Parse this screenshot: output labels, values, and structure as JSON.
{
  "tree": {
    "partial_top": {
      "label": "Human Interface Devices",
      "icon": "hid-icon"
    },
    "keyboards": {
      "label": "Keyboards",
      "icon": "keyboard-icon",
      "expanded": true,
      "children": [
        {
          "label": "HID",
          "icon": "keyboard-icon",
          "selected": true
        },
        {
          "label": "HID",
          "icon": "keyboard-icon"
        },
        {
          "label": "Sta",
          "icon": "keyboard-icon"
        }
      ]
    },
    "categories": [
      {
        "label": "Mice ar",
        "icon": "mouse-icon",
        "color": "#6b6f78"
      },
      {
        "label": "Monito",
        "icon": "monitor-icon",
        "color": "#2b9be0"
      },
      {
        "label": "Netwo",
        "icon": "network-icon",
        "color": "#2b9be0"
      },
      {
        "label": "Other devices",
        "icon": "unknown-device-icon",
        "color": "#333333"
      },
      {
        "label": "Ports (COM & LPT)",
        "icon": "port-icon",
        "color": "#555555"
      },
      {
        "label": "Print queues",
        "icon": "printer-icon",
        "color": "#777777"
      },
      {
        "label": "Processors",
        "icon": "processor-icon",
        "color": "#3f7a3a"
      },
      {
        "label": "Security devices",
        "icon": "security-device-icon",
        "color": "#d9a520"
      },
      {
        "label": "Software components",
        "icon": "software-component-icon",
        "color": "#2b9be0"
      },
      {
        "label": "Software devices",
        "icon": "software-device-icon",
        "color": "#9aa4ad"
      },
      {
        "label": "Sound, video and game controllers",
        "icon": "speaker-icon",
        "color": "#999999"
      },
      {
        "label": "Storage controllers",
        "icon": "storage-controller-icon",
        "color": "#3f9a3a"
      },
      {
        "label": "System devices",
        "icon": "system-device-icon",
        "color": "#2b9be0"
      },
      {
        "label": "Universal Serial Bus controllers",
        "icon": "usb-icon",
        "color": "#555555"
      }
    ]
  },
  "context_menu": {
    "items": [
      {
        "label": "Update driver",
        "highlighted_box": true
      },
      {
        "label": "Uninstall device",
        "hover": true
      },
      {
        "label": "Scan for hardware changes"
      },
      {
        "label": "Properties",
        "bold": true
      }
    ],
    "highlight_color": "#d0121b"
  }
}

→ WHAT IS NEEDED:
Your task is to repeat every line exactly.

→ REPLY TO THE TASK:
Parse this screenshot: output labels, values, and structure as JSON.
{
  "tree": {
    "partial_top": {
      "label": "Human Interface Devices",
      "icon": "hid-icon"
    },
    "keyboards": {
      "label": "Keyboards",
      "icon": "keyboard-icon",
      "expanded": true,
      "children": [
        {
          "label": "HID",
          "icon": "keyboard-icon",
          "selected": true
        },
        {
          "label": "HID",
          "icon": "keyboard-icon"
        },
        {
          "label": "Sta",
          "icon": "keyboard-icon"
        }
      ]
    },
    "categories": [
      {
        "label": "Mice ar",
        "icon": "mouse-icon",
        "color": "#6b6f78"
      },
      {
        "label": "Monito",
        "icon": "monitor-icon",
        "color": "#2b9be0"
      },
      {
        "label": "Netwo",
        "icon": "network-icon",
        "color": "#2b9be0"
      },
      {
        "label": "Other devices",
        "icon": "unknown-device-icon",
        "color": "#333333"
      },
      {
        "label": "Ports (COM & LPT)",
        "icon": "port-icon",
        "color": "#555555"
      },
      {
        "label": "Print queues",
        "icon": "printer-icon",
        "color": "#777777"
      },
      {
        "label": "Processors",
        "icon": "processor-icon",
        "color": "#3f7a3a"
      },
      {
        "label": "Security devices",
        "icon": "security-device-icon",
        "color": "#d9a520"
      },
      {
        "label": "Software components",
        "icon": "software-component-icon",
        "color": "#2b9be0"
      },
      {
        "label": "Software devices",
        "icon": "software-device-icon",
        "color": "#9aa4ad"
      },
      {
        "label": "Sound, video and game controllers",
        "icon": "speaker-icon",
        "color": "#999999"
      },
      {
        "label": "Storage controllers",
        "icon": "storage-controller-icon",
        "color": "#3f9a3a"
      },
      {
        "label": "System devices",
        "icon": "system-device-icon",
        "color": "#2b9be0"
      },
      {
        "label": "Universal Serial Bus controllers",
        "icon": "usb-icon",
        "color": "#555555"
      }
    ]
  },
  "context_menu": {
    "items": [
      {
        "label": "Update driver",
        "highlighted_box": true
      },
      {
        "label": "Uninstall device",
        "hover": true
      },
      {
        "label": "Scan for hardware changes"
      },
      {
        "label": "Properties",
        "bold": true
      }
    ],
    "highlight_color": "#d0121b"
  }
}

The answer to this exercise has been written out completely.